» **Goal of the exercise**:
Each entry that follows is to be retyped exactly. Pictures do not belong in the copy.
===== Data lines =====
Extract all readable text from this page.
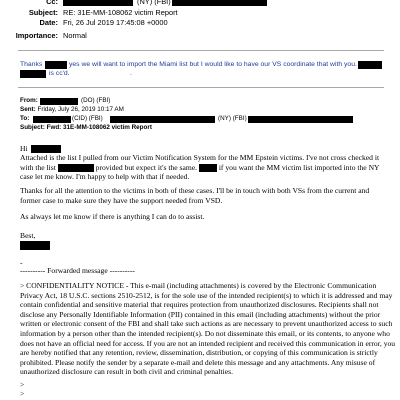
Cc:	(NY) (FBI)
Subject: RE: 31E-MM-108062 victim Report
Date: Fri, 26 Jul 2019 17:45:08 +0000
Importance: Normal
Thanks	yes we will want to import the Miami list but I would like to have our VS coordinate that with you.
is cc'd.	.
From:	(DO) (FBI)
Sent: Friday, July 26, 2019 10:17 AM
To:	(CID) (FBI)	(NY) (FBI)
Subject: Fwd: 31E-MM-108062 victim Report
Hi
Attached is the list I pulled from our Victim Notification System for the MM Epstein victims. I've not cross checked it with the list	provided but expect it's the same.	if you want the MM victim list imported into the NY case let me know. I'm happy to help with that if needed.
Thanks for all the attention to the victims in both of these cases. I'll be in touch with both VSs from the current and former case to make sure they have the support needed from VSD.
As always let me know if there is anything I can do to assist.
Best,
-
---------- Forwarded message ----------
> CONFIDENTIALITY NOTICE - This e-mail (including attachments) is covered by the Electronic Communication Privacy Act, 18 U.S.C. sections 2510-2512, is for the sole use of the intended recipient(s) to which it is addressed and may contain confidential and sensitive material that requires protection from unauthorized disclosures. Recipients shall not disclose any Personally Identifiable Information (PII) contained in this email (including attachments) without the prior written or electronic consent of the FBI and shall take such actions as are necessary to prevent unauthorized access to such information by a person other than the intended recipient(s). Do not disseminate this email, or its contents, to anyone who does not have an official need for access. If you are not an intended recipient and received this communication in error, you are hereby notified that any retention, review, dissemination, distribution, or copying of this communication is strictly prohibited. Please notify the sender by a separate e-mail and delete this message and any attachments. Any misuse of unauthorized disclosure can result in both civil and criminal penalties.
>
>
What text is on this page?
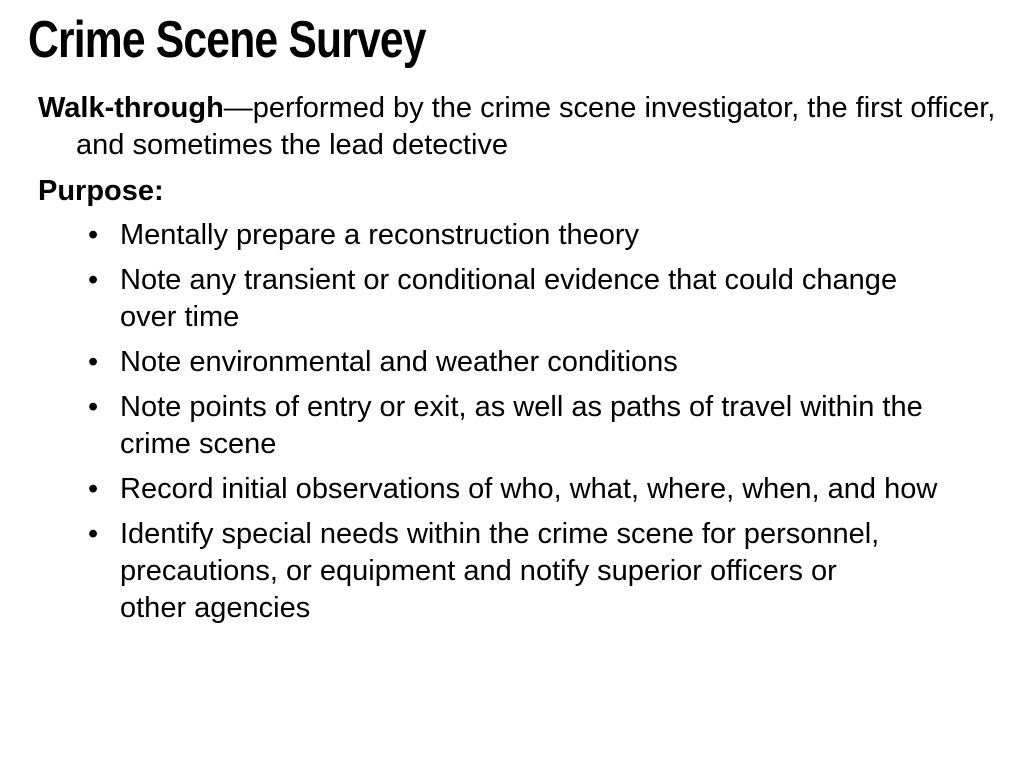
Crime Scene Survey

Walk-through—performed by the crime scene investigator, the first officer, and sometimes the lead detective

Purpose:

• Mentally prepare a reconstruction theory
• Note any transient or conditional evidence that could change
over time
• Note environmental and weather conditions
• Note points of entry or exit, as well as paths of travel within the crime scene
• Record initial observations of who, what, where, when, and how
• Identify special needs within the crime scene for personnel, precautions, or equipment and notify superior officers or
other agencies
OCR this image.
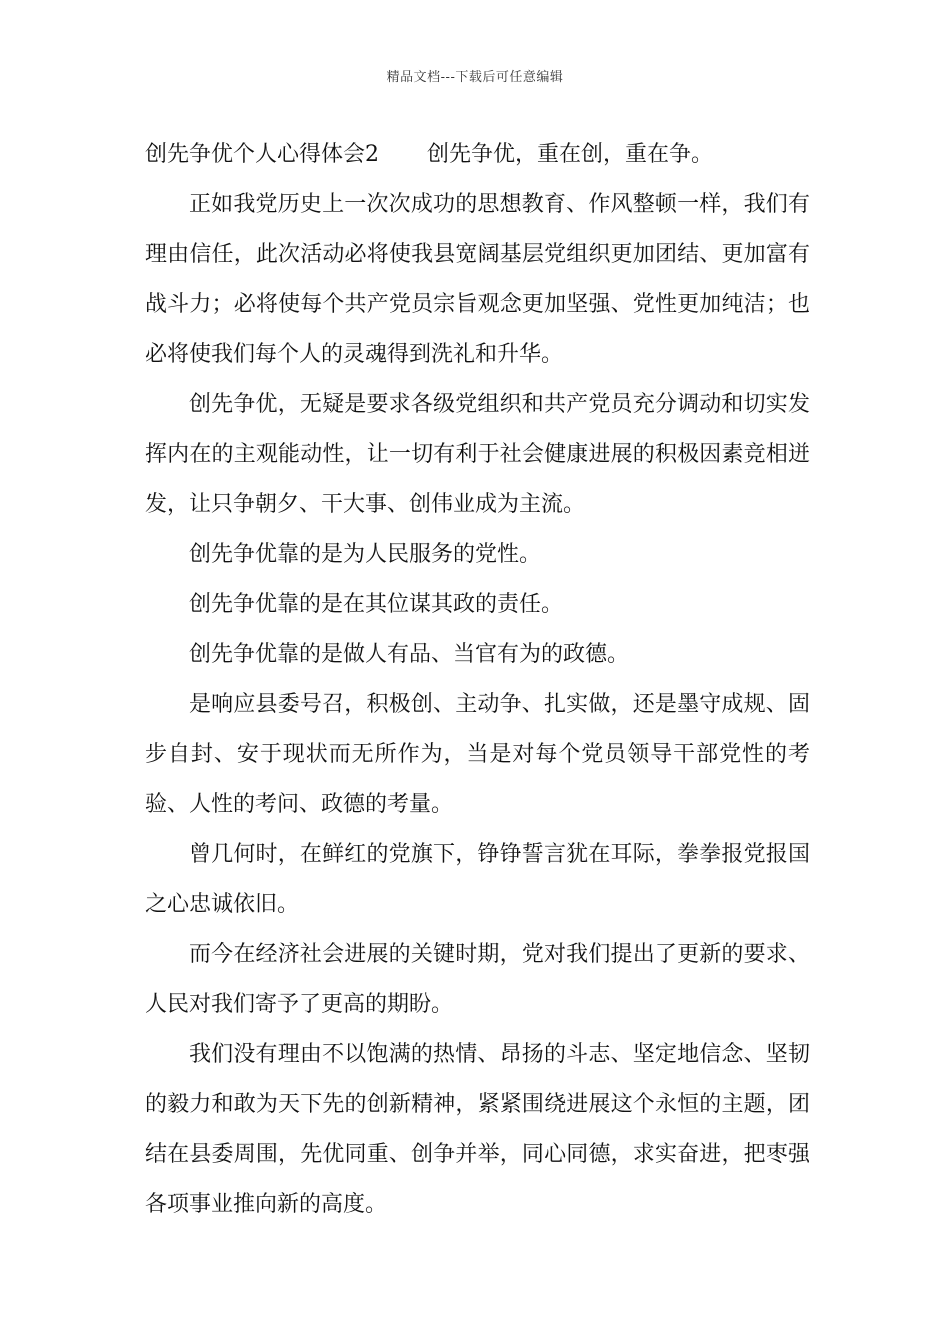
精品文档---下载后可任意编辑

创先争优个人心得体会2 创先争优，重在创，重在争。

正如我党历史上一次次成功的思想教育、作风整顿一样，我们有理由信任，此次活动必将使我县宽阔基层党组织更加团结、更加富有战斗力；必将使每个共产党员宗旨观念更加坚强、党性更加纯洁；也必将使我们每个人的灵魂得到洗礼和升华。

创先争优，无疑是要求各级党组织和共产党员充分调动和切实发挥内在的主观能动性，让一切有利于社会健康进展的积极因素竞相迸发，让只争朝夕、干大事、创伟业成为主流。

创先争优靠的是为人民服务的党性。

创先争优靠的是在其位谋其政的责任。

创先争优靠的是做人有品、当官有为的政德。

是响应县委号召，积极创、主动争、扎实做，还是墨守成规、固步自封、安于现状而无所作为，当是对每个党员领导干部党性的考验、人性的考问、政德的考量。

曾几何时，在鲜红的党旗下，铮铮誓言犹在耳际，拳拳报党报国之心忠诚依旧。

而今在经济社会进展的关键时期，党对我们提出了更新的要求、人民对我们寄予了更高的期盼。

我们没有理由不以饱满的热情、昂扬的斗志、坚定地信念、坚韧的毅力和敢为天下先的创新精神，紧紧围绕进展这个永恒的主题，团结在县委周围，先优同重、创争并举，同心同德，求实奋进，把枣强各项事业推向新的高度。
=====
» **Worked answer**:
Extract all readable text from this page.
Cc:	(NY) (FBI)
Subject: RE: 31E-MM-108062 victim Report
Date: Fri, 26 Jul 2019 17:45:08 +0000
Importance: Normal
Thanks	yes we will want to import the Miami list but I would like to have our VS coordinate that with you.
is cc'd.	.
From:	(DO) (FBI)
Sent: Friday, July 26, 2019 10:17 AM
To:	(CID) (FBI)	(NY) (FBI)
Subject: Fwd: 31E-MM-108062 victim Report
Hi
Attached is the list I pulled from our Victim Notification System for the MM Epstein victims. I've not cross checked it with the list	provided but expect it's the same.	if you want the MM victim list imported into the NY case let me know. I'm happy to help with that if needed.
Thanks for all the attention to the victims in both of these cases. I'll be in touch with both VSs from the current and former case to make sure they have the support needed from VSD.
As always let me know if there is anything I can do to assist.
Best,
-
---------- Forwarded message ----------
> CONFIDENTIALITY NOTICE - This e-mail (including attachments) is covered by the Electronic Communication Privacy Act, 18 U.S.C. sections 2510-2512, is for the sole use of the intended recipient(s) to which it is addressed and may contain confidential and sensitive material that requires protection from unauthorized disclosures. Recipients shall not disclose any Personally Identifiable Information (PII) contained in this email (including attachments) without the prior written or electronic consent of the FBI and shall take such actions as are necessary to prevent unauthorized access to such information by a person other than the intended recipient(s). Do not disseminate this email, or its contents, to anyone who does not have an official need for access. If you are not an intended recipient and received this communication in error, you are hereby notified that any retention, review, dissemination, distribution, or copying of this communication is strictly prohibited. Please notify the sender by a separate e-mail and delete this message and any attachments. Any misuse of unauthorized disclosure can result in both civil and criminal penalties.
>
>
What text is on this page?
Crime Scene Survey

Walk-through—performed by the crime scene investigator, the first officer, and sometimes the lead detective

Purpose:

• Mentally prepare a reconstruction theory
• Note any transient or conditional evidence that could change
over time
• Note environmental and weather conditions
• Note points of entry or exit, as well as paths of travel within the crime scene
• Record initial observations of who, what, where, when, and how
• Identify special needs within the crime scene for personnel, precautions, or equipment and notify superior officers or
other agencies
OCR this image.
精品文档---下载后可任意编辑

创先争优个人心得体会2 创先争优，重在创，重在争。

正如我党历史上一次次成功的思想教育、作风整顿一样，我们有理由信任，此次活动必将使我县宽阔基层党组织更加团结、更加富有战斗力；必将使每个共产党员宗旨观念更加坚强、党性更加纯洁；也必将使我们每个人的灵魂得到洗礼和升华。

创先争优，无疑是要求各级党组织和共产党员充分调动和切实发挥内在的主观能动性，让一切有利于社会健康进展的积极因素竞相迸发，让只争朝夕、干大事、创伟业成为主流。

创先争优靠的是为人民服务的党性。

创先争优靠的是在其位谋其政的责任。

创先争优靠的是做人有品、当官有为的政德。

是响应县委号召，积极创、主动争、扎实做，还是墨守成规、固步自封、安于现状而无所作为，当是对每个党员领导干部党性的考验、人性的考问、政德的考量。

曾几何时，在鲜红的党旗下，铮铮誓言犹在耳际，拳拳报党报国之心忠诚依旧。

而今在经济社会进展的关键时期，党对我们提出了更新的要求、人民对我们寄予了更高的期盼。

我们没有理由不以饱满的热情、昂扬的斗志、坚定地信念、坚韧的毅力和敢为天下先的创新精神，紧紧围绕进展这个永恒的主题，团结在县委周围，先优同重、创争并举，同心同德，求实奋进，把枣强各项事业推向新的高度。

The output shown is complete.